What you have to do:
Select the lines that contain "arcsec" and copy each of them.

┄┄┄┄┄┄

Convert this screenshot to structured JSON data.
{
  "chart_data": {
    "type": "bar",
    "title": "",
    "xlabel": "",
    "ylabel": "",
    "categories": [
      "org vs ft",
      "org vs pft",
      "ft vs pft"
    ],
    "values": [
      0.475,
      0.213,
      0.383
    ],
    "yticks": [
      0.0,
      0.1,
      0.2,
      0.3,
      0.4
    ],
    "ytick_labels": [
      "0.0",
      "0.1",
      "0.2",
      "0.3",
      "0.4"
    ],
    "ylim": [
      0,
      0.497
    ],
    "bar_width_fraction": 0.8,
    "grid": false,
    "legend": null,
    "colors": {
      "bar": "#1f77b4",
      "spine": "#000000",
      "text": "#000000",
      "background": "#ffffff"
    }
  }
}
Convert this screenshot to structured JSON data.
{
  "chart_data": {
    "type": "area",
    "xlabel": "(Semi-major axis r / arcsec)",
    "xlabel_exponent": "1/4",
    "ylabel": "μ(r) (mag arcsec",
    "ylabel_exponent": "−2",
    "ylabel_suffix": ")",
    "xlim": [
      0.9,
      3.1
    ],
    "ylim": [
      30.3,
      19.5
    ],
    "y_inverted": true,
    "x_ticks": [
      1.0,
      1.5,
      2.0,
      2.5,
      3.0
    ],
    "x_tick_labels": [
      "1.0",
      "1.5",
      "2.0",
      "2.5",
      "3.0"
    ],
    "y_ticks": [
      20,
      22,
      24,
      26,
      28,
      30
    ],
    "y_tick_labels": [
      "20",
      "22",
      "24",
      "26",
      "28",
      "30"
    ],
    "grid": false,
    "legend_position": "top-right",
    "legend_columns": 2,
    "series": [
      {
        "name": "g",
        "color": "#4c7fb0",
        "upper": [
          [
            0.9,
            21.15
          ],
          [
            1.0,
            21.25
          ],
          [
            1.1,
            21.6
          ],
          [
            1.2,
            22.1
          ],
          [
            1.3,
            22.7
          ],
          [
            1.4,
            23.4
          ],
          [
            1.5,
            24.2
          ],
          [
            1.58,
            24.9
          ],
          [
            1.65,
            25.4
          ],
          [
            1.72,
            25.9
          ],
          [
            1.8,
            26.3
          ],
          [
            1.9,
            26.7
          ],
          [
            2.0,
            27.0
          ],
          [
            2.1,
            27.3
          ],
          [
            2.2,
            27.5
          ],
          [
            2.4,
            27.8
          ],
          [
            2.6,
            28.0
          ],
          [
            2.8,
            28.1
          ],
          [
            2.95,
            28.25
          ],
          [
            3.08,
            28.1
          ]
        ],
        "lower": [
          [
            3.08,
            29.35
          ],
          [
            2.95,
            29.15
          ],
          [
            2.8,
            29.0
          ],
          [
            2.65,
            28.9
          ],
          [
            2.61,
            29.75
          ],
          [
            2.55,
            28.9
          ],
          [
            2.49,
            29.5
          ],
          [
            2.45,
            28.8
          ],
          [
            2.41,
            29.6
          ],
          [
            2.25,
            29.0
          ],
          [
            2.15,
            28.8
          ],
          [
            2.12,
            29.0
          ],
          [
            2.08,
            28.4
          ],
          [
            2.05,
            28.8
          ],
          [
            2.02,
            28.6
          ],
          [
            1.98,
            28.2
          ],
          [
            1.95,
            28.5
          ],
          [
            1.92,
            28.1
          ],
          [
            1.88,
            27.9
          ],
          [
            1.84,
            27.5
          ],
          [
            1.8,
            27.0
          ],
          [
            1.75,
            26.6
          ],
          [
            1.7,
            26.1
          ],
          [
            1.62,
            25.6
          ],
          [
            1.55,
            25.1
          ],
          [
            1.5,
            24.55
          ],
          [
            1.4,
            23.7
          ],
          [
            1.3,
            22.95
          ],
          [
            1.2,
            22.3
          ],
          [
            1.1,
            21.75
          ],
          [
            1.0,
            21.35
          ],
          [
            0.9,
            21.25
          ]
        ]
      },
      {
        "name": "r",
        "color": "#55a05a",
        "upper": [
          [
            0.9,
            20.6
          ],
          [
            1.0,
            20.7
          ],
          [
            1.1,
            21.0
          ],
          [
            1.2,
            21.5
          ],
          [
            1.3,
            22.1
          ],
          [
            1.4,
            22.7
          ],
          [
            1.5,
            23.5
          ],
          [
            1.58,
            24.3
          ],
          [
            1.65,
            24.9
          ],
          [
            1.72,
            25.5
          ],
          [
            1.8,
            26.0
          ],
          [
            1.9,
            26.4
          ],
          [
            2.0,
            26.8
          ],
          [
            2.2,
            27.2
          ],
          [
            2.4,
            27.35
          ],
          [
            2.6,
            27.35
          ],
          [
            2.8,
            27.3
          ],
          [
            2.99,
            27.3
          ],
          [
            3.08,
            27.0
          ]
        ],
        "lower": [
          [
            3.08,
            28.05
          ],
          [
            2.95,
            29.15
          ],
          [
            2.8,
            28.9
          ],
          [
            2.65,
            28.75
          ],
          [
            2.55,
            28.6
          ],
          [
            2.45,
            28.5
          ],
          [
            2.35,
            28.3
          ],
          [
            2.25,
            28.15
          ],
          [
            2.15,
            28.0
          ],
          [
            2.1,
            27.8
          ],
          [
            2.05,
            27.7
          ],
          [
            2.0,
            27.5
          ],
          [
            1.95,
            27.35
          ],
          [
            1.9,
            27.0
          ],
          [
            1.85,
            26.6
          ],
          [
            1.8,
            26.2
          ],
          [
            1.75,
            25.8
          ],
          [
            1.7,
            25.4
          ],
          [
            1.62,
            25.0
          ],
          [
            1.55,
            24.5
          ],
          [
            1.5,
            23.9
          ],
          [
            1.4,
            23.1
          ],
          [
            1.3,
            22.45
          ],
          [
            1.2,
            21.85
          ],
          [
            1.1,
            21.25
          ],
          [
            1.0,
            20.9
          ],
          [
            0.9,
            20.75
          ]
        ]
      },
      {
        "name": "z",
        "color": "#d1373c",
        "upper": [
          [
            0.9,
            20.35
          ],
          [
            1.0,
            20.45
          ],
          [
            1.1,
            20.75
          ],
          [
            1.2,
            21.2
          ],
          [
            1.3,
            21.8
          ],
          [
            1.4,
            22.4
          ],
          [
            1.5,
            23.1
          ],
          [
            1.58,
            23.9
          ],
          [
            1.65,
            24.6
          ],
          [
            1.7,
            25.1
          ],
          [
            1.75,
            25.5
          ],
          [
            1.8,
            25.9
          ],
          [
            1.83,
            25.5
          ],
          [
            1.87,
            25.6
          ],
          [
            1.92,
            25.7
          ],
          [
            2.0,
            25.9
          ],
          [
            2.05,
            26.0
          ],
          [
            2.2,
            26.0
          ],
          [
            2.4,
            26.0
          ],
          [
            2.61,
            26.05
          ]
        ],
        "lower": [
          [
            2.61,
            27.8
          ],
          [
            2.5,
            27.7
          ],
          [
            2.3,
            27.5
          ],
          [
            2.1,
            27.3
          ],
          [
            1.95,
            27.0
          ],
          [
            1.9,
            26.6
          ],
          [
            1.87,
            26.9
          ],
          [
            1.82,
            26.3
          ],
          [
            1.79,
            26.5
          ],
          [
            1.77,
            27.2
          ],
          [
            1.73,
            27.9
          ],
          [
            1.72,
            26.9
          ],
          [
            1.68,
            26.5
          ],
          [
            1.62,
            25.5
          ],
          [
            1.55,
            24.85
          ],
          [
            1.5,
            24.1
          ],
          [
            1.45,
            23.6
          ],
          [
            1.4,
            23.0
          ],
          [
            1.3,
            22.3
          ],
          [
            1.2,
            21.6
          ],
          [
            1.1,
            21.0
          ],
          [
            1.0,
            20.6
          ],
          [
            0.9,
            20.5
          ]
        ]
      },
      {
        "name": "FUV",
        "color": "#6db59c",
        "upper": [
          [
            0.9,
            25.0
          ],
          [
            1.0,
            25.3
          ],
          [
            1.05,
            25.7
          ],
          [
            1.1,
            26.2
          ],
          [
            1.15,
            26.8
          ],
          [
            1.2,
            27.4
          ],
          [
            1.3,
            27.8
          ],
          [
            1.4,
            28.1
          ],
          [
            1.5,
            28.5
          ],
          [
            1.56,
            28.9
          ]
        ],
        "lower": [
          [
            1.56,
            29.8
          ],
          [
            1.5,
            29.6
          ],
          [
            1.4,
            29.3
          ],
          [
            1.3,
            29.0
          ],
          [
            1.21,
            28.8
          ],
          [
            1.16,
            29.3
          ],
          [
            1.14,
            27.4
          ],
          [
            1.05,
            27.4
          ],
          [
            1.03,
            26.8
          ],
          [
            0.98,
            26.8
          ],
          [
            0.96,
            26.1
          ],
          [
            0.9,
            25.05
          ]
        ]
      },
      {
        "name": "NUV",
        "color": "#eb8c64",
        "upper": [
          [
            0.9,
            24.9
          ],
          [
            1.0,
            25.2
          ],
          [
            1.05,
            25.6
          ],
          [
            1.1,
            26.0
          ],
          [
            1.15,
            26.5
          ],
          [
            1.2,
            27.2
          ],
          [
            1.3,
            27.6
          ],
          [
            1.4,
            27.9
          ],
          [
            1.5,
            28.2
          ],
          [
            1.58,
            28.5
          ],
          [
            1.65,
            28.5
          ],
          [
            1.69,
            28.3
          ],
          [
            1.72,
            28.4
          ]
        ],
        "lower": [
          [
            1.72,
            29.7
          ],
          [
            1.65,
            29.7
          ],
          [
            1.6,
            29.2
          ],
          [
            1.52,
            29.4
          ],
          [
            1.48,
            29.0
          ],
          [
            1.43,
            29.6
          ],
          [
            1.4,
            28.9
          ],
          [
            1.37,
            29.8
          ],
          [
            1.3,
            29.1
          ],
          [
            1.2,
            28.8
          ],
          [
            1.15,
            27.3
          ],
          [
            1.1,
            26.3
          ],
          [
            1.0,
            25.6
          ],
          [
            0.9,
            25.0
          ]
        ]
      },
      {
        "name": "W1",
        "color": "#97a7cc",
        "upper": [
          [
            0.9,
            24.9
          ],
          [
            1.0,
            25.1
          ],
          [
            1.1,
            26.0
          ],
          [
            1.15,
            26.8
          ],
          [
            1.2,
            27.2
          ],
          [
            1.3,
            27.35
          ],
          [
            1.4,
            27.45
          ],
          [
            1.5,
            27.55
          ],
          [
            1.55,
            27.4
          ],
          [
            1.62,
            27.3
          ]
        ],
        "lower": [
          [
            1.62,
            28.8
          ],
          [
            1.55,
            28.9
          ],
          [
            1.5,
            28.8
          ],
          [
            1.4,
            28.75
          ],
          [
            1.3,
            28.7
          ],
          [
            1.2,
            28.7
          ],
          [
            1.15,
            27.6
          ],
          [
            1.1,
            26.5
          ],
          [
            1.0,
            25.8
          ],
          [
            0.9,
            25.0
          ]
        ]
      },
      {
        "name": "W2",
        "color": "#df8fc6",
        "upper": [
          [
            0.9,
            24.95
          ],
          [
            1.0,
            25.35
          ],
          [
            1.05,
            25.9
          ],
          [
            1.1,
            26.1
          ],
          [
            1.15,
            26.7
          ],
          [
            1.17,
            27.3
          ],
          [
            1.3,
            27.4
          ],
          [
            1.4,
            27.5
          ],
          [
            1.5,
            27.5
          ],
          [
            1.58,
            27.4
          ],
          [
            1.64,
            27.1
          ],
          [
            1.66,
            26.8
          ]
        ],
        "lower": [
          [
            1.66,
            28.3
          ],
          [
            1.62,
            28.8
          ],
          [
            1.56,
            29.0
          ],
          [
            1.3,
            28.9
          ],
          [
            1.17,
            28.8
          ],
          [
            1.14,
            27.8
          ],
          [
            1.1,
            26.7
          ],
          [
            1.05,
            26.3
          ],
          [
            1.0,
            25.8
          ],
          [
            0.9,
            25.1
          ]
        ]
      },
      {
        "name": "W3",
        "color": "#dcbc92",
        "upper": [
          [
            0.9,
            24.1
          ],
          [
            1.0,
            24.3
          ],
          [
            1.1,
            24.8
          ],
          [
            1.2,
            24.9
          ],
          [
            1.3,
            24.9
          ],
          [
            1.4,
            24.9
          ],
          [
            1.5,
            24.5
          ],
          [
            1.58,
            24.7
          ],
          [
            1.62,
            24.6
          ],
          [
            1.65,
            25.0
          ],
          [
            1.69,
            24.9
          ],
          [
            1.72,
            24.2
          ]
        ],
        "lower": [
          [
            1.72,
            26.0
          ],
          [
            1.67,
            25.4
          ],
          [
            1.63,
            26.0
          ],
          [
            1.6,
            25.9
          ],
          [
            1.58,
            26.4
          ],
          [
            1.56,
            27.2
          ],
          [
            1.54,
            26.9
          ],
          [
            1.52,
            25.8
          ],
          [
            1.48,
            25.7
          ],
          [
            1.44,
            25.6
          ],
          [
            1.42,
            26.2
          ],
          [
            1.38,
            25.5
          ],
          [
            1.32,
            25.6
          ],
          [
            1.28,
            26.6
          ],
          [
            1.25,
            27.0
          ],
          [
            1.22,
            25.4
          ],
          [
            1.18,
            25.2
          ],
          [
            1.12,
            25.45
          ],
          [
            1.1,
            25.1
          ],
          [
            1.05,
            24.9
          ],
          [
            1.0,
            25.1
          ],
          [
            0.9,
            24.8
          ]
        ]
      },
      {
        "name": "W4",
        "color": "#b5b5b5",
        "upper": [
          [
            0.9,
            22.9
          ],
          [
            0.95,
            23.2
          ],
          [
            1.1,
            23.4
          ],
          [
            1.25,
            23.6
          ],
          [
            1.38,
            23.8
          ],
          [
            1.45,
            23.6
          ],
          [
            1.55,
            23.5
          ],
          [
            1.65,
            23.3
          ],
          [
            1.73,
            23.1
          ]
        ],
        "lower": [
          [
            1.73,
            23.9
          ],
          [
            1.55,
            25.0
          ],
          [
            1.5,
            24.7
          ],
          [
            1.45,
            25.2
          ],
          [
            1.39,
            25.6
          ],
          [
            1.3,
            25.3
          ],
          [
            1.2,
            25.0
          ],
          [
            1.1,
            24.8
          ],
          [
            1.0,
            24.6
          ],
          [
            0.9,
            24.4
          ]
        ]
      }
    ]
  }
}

┄┄┄┄┄┄

Problem solution:
    "xlabel": "(Semi-major axis r / arcsec)",
    "ylabel": "μ(r) (mag arcsec",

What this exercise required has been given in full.